> **TASK OBJECTIVE**:
The entries that follow should be written out exactly.

> **DATASET RECORDS**:
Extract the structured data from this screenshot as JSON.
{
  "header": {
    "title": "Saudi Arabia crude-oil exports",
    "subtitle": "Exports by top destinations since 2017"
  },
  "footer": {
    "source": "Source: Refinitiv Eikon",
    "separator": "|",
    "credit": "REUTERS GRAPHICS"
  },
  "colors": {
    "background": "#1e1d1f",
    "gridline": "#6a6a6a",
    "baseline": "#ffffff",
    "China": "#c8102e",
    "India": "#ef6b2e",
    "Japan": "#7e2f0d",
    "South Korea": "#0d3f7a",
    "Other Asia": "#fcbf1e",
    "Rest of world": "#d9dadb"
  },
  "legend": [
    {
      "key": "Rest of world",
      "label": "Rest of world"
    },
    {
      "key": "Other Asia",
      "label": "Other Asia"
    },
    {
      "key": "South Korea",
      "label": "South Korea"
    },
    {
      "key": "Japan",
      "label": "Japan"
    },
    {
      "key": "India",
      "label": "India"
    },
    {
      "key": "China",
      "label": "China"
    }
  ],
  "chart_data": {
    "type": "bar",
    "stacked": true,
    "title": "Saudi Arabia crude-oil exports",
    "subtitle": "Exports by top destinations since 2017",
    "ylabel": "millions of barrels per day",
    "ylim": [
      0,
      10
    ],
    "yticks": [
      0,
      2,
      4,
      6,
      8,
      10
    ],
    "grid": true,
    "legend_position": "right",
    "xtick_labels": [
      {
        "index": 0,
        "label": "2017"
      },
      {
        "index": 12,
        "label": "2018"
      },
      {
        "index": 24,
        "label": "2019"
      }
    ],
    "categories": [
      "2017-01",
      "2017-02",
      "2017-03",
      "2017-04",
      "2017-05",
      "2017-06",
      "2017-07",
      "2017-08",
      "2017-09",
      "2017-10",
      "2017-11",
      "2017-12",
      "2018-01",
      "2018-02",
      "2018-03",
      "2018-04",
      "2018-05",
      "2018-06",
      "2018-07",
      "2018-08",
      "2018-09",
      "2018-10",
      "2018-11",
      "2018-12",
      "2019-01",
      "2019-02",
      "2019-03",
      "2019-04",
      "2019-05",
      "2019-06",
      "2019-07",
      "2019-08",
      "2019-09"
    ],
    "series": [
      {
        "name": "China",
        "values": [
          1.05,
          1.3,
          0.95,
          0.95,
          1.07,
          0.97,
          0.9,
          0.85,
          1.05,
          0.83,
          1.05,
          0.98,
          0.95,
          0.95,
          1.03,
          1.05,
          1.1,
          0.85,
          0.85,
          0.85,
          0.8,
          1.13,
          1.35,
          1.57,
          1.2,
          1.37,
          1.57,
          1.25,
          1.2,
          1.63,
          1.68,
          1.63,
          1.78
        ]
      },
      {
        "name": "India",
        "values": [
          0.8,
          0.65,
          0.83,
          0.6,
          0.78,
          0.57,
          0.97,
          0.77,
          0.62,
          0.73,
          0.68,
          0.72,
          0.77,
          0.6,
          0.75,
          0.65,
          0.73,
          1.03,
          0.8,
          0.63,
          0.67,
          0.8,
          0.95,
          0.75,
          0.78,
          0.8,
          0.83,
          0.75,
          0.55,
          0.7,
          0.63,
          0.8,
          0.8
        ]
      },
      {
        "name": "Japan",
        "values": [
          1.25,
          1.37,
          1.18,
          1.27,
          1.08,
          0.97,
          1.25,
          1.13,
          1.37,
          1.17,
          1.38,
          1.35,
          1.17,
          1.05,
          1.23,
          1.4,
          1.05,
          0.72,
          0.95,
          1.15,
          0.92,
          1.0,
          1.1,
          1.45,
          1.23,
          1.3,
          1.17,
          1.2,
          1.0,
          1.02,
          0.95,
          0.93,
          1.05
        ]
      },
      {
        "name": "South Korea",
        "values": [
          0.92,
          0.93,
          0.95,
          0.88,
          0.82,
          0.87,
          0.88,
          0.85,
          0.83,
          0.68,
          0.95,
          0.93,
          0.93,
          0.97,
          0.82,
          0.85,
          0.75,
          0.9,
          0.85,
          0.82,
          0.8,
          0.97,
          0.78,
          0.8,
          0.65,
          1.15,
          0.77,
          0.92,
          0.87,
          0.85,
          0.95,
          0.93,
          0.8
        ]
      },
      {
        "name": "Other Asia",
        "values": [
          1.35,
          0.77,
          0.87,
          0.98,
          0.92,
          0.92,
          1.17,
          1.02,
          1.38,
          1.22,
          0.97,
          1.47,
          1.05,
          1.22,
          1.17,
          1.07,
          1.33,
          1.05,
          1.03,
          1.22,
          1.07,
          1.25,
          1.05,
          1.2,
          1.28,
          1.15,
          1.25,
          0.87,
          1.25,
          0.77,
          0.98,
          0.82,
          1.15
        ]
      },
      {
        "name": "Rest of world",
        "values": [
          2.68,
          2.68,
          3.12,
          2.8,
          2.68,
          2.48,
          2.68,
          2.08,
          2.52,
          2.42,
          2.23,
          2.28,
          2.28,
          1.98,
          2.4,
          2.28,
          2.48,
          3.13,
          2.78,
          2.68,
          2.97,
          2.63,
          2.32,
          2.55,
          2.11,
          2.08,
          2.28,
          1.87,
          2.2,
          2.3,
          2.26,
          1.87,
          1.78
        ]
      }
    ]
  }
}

> **RESULT OF THE TASK**:
Extract the structured data from this screenshot as JSON.
{
  "header": {
    "title": "Saudi Arabia crude-oil exports",
    "subtitle": "Exports by top destinations since 2017"
  },
  "footer": {
    "source": "Source: Refinitiv Eikon",
    "separator": "|",
    "credit": "REUTERS GRAPHICS"
  },
  "colors": {
    "background": "#1e1d1f",
    "gridline": "#6a6a6a",
    "baseline": "#ffffff",
    "China": "#c8102e",
    "India": "#ef6b2e",
    "Japan": "#7e2f0d",
    "South Korea": "#0d3f7a",
    "Other Asia": "#fcbf1e",
    "Rest of world": "#d9dadb"
  },
  "legend": [
    {
      "key": "Rest of world",
      "label": "Rest of world"
    },
    {
      "key": "Other Asia",
      "label": "Other Asia"
    },
    {
      "key": "South Korea",
      "label": "South Korea"
    },
    {
      "key": "Japan",
      "label": "Japan"
    },
    {
      "key": "India",
      "label": "India"
    },
    {
      "key": "China",
      "label": "China"
    }
  ],
  "chart_data": {
    "type": "bar",
    "stacked": true,
    "title": "Saudi Arabia crude-oil exports",
    "subtitle": "Exports by top destinations since 2017",
    "ylabel": "millions of barrels per day",
    "ylim": [
      0,
      10
    ],
    "yticks": [
      0,
      2,
      4,
      6,
      8,
      10
    ],
    "grid": true,
    "legend_position": "right",
    "xtick_labels": [
      {
        "index": 0,
        "label": "2017"
      },
      {
        "index": 12,
        "label": "2018"
      },
      {
        "index": 24,
        "label": "2019"
      }
    ],
    "categories": [
      "2017-01",
      "2017-02",
      "2017-03",
      "2017-04",
      "2017-05",
      "2017-06",
      "2017-07",
      "2017-08",
      "2017-09",
      "2017-10",
      "2017-11",
      "2017-12",
      "2018-01",
      "2018-02",
      "2018-03",
      "2018-04",
      "2018-05",
      "2018-06",
      "2018-07",
      "2018-08",
      "2018-09",
      "2018-10",
      "2018-11",
      "2018-12",
      "2019-01",
      "2019-02",
      "2019-03",
      "2019-04",
      "2019-05",
      "2019-06",
      "2019-07",
      "2019-08",
      "2019-09"
    ],
    "series": [
      {
        "name": "China",
        "values": [
          1.05,
          1.3,
          0.95,
          0.95,
          1.07,
          0.97,
          0.9,
          0.85,
          1.05,
          0.83,
          1.05,
          0.98,
          0.95,
          0.95,
          1.03,
          1.05,
          1.1,
          0.85,
          0.85,
          0.85,
          0.8,
          1.13,
          1.35,
          1.57,
          1.2,
          1.37,
          1.57,
          1.25,
          1.2,
          1.63,
          1.68,
          1.63,
          1.78
        ]
      },
      {
        "name": "India",
        "values": [
          0.8,
          0.65,
          0.83,
          0.6,
          0.78,
          0.57,
          0.97,
          0.77,
          0.62,
          0.73,
          0.68,
          0.72,
          0.77,
          0.6,
          0.75,
          0.65,
          0.73,
          1.03,
          0.8,
          0.63,
          0.67,
          0.8,
          0.95,
          0.75,
          0.78,
          0.8,
          0.83,
          0.75,
          0.55,
          0.7,
          0.63,
          0.8,
          0.8
        ]
      },
      {
        "name": "Japan",
        "values": [
          1.25,
          1.37,
          1.18,
          1.27,
          1.08,
          0.97,
          1.25,
          1.13,
          1.37,
          1.17,
          1.38,
          1.35,
          1.17,
          1.05,
          1.23,
          1.4,
          1.05,
          0.72,
          0.95,
          1.15,
          0.92,
          1.0,
          1.1,
          1.45,
          1.23,
          1.3,
          1.17,
          1.2,
          1.0,
          1.02,
          0.95,
          0.93,
          1.05
        ]
      },
      {
        "name": "South Korea",
        "values": [
          0.92,
          0.93,
          0.95,
          0.88,
          0.82,
          0.87,
          0.88,
          0.85,
          0.83,
          0.68,
          0.95,
          0.93,
          0.93,
          0.97,
          0.82,
          0.85,
          0.75,
          0.9,
          0.85,
          0.82,
          0.8,
          0.97,
          0.78,
          0.8,
          0.65,
          1.15,
          0.77,
          0.92,
          0.87,
          0.85,
          0.95,
          0.93,
          0.8
        ]
      },
      {
        "name": "Other Asia",
        "values": [
          1.35,
          0.77,
          0.87,
          0.98,
          0.92,
          0.92,
          1.17,
          1.02,
          1.38,
          1.22,
          0.97,
          1.47,
          1.05,
          1.22,
          1.17,
          1.07,
          1.33,
          1.05,
          1.03,
          1.22,
          1.07,
          1.25,
          1.05,
          1.2,
          1.28,
          1.15,
          1.25,
          0.87,
          1.25,
          0.77,
          0.98,
          0.82,
          1.15
        ]
      },
      {
        "name": "Rest of world",
        "values": [
          2.68,
          2.68,
          3.12,
          2.8,
          2.68,
          2.48,
          2.68,
          2.08,
          2.52,
          2.42,
          2.23,
          2.28,
          2.28,
          1.98,
          2.4,
          2.28,
          2.48,
          3.13,
          2.78,
          2.68,
          2.97,
          2.63,
          2.32,
          2.55,
          2.11,
          2.08,
          2.28,
          1.87,
          2.2,
          2.3,
          2.26,
          1.87,
          1.78
        ]
      }
    ]
  }
}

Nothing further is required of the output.